Material for this task:

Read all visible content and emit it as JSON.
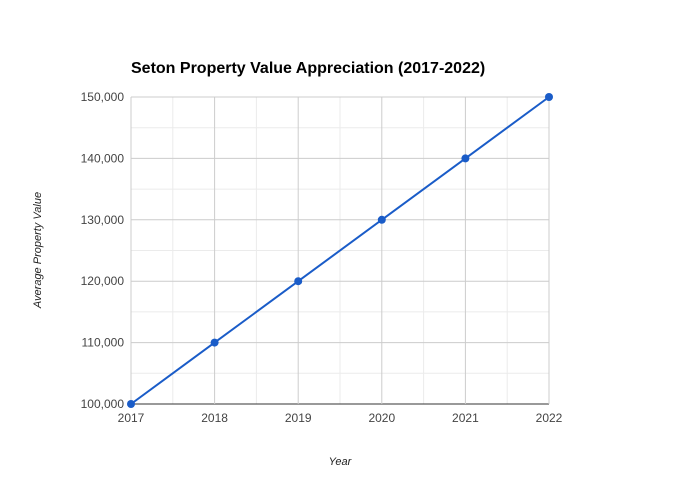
{
  "chart_data": {
    "type": "line",
    "title": "Seton Property Value Appreciation (2017-2022)",
    "xlabel": "Year",
    "ylabel": "Average Property Value",
    "x": [
      "2017",
      "2018",
      "2019",
      "2020",
      "2021",
      "2022"
    ],
    "series": [
      {
        "values": [
          100000,
          110000,
          120000,
          130000,
          140000,
          150000
        ],
        "color": "#1a5cc8"
      }
    ],
    "ylim": [
      100000,
      150000
    ],
    "y_ticks": [
      100000,
      110000,
      120000,
      130000,
      140000,
      150000
    ],
    "y_tick_labels": [
      "100,000",
      "110,000",
      "120,000",
      "130,000",
      "140,000",
      "150,000"
    ],
    "grid": true,
    "minor_grid": true,
    "legend": "none"
  }
}
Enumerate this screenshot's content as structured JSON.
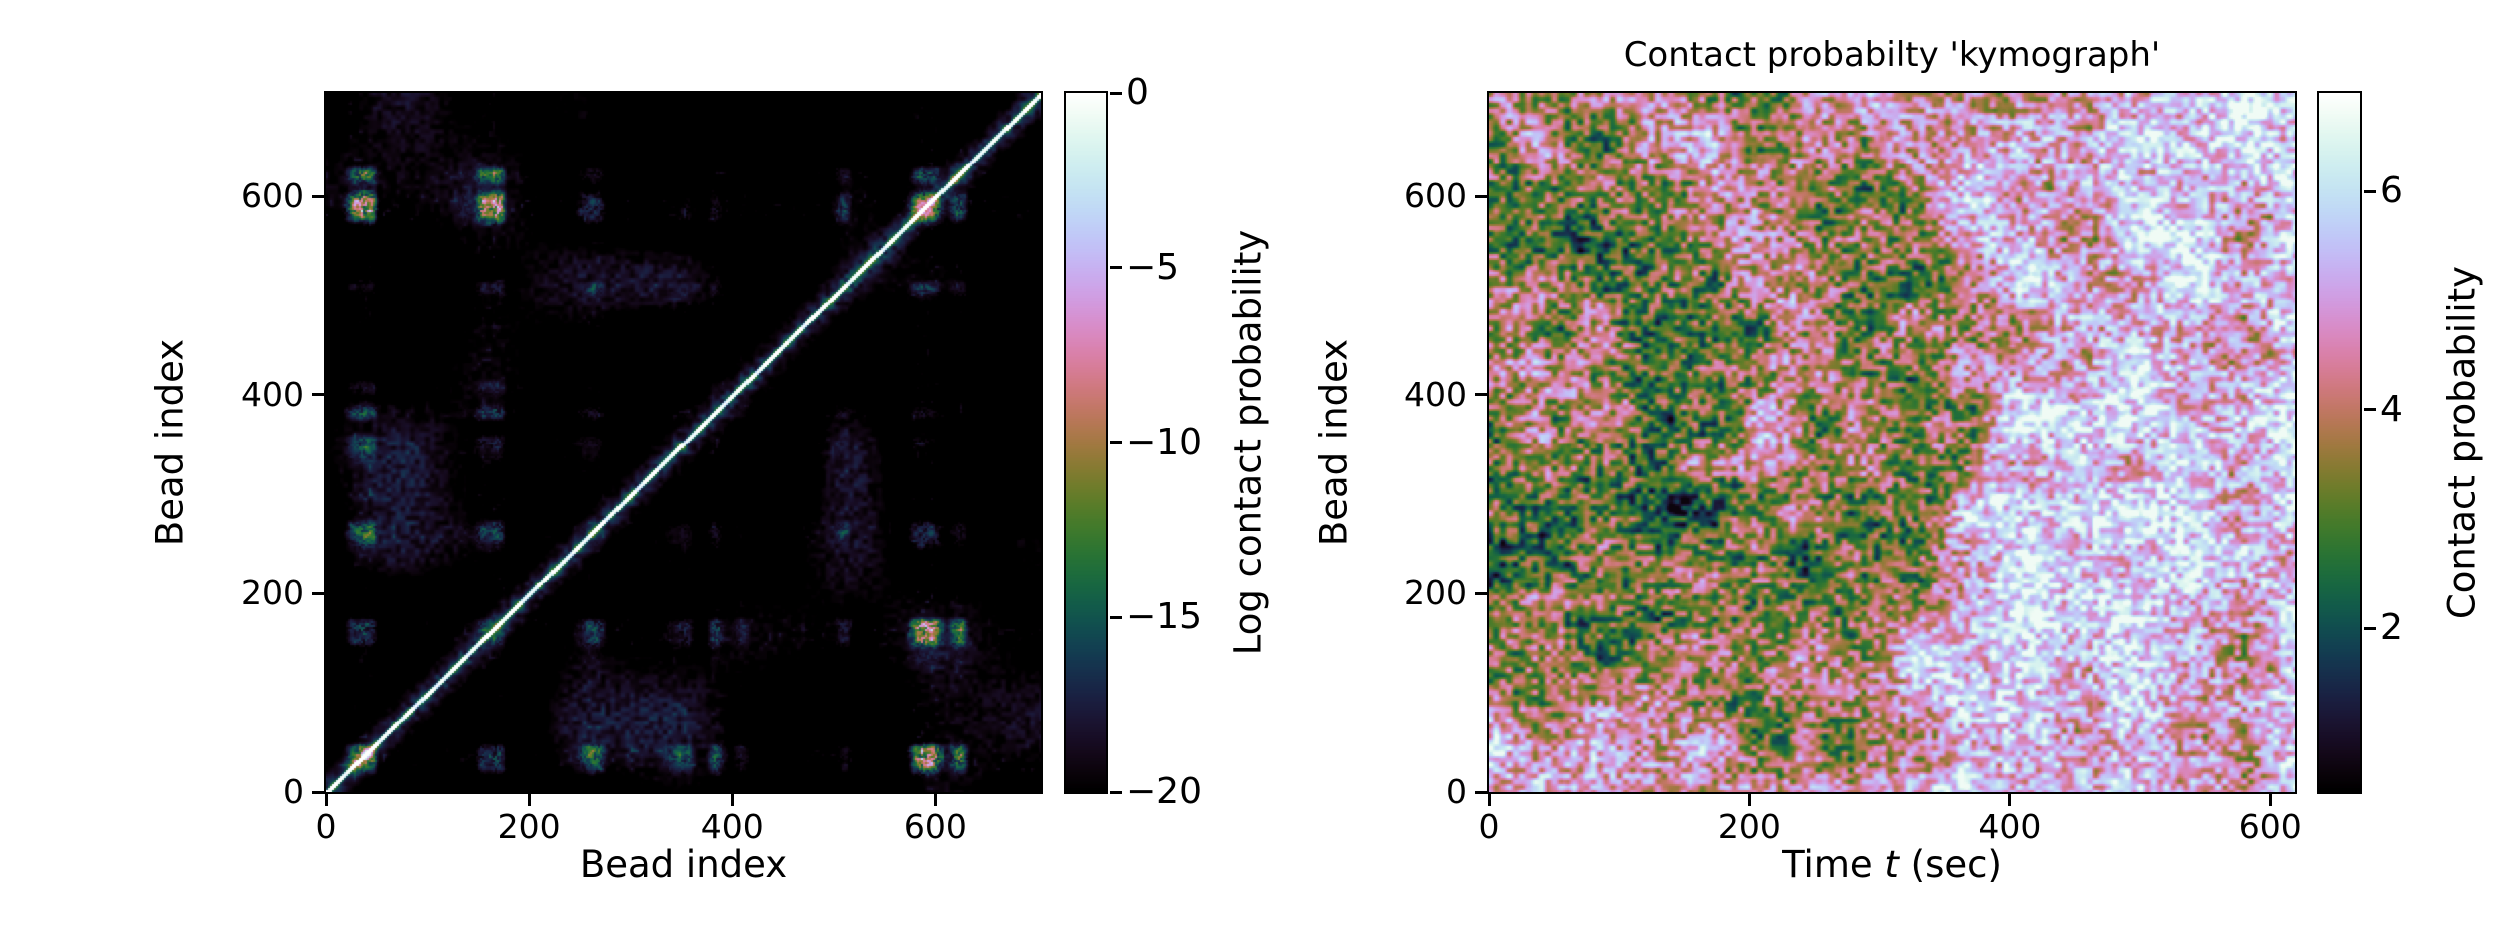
{
  "figure": {
    "background_color": "#ffffff",
    "colormap": "cubehelix",
    "text_color": "#000000"
  },
  "chart_data": [
    {
      "type": "heatmap",
      "panel": "left",
      "title": "",
      "xlabel": "Bead index",
      "ylabel": "Bead index",
      "xlim": [
        0,
        700
      ],
      "ylim": [
        0,
        700
      ],
      "xticks": [
        0,
        200,
        400,
        600
      ],
      "yticks": [
        0,
        200,
        400,
        600
      ],
      "colormap": "cubehelix",
      "colorbar": {
        "label": "Log contact probability",
        "ticks": [
          0,
          -5,
          -10,
          -15,
          -20
        ],
        "tick_labels": [
          "0",
          "−5",
          "−10",
          "−15",
          "−20"
        ],
        "vmin": -20,
        "vmax": 0
      },
      "description": "Symmetric log-scale contact-probability matrix for a ~700-bead polymer: bright white main diagonal (self contact, log p = 0), mostly black background (log p near -20), overlaid with a grid-like pattern of white/pink/green speckled streaks and blocks where bead pairs contact frequently."
    },
    {
      "type": "heatmap",
      "panel": "right",
      "title": "Contact probabilty 'kymograph'",
      "xlabel": "Time t (sec)",
      "xlabel_parts": {
        "pre": "Time ",
        "var": "t",
        "post": " (sec)"
      },
      "ylabel": "Bead index",
      "xlim": [
        0,
        620
      ],
      "ylim": [
        0,
        700
      ],
      "xticks": [
        0,
        200,
        400,
        600
      ],
      "yticks": [
        0,
        200,
        400,
        600
      ],
      "colormap": "cubehelix",
      "colorbar": {
        "label": "Contact probability",
        "ticks": [
          2,
          4,
          6
        ],
        "tick_labels": [
          "2",
          "4",
          "6"
        ],
        "vmin": 0.5,
        "vmax": 6.9
      },
      "description": "Kymograph of per-bead contact probability versus time: pale pink/white high-contact speckle (values ~5-7) over most of the field, with a mottled dark-green low-contact domain (values ~1-3) covering beads ~100-600 for t below ~300 s that dissolves at later times."
    }
  ]
}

Description of the task:
Check each line above for the string "title", then copy the ones that have it.

Expected output:
    "title": "Seton Property Value Appreciation (2017-2022)",
      "title": "",
      "title": "Contact probabilty 'kymograph'",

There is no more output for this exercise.